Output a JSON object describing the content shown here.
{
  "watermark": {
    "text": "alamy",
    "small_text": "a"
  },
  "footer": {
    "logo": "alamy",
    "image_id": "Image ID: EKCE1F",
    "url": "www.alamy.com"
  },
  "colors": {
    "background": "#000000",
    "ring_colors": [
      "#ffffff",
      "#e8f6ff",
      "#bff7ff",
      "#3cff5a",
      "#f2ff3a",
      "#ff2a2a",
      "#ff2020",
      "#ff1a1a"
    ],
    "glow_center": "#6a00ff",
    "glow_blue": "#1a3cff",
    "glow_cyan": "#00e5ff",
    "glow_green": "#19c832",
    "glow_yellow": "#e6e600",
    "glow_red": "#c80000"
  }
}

--*--

The records above should be repeated in full, exactly as given.

EXERCISE SOLUTION
Output a JSON object describing the content shown here.
{
  "watermark": {
    "text": "alamy",
    "small_text": "a"
  },
  "footer": {
    "logo": "alamy",
    "image_id": "Image ID: EKCE1F",
    "url": "www.alamy.com"
  },
  "colors": {
    "background": "#000000",
    "ring_colors": [
      "#ffffff",
      "#e8f6ff",
      "#bff7ff",
      "#3cff5a",
      "#f2ff3a",
      "#ff2a2a",
      "#ff2020",
      "#ff1a1a"
    ],
    "glow_center": "#6a00ff",
    "glow_blue": "#1a3cff",
    "glow_cyan": "#00e5ff",
    "glow_green": "#19c832",
    "glow_yellow": "#e6e600",
    "glow_red": "#c80000"
  }
}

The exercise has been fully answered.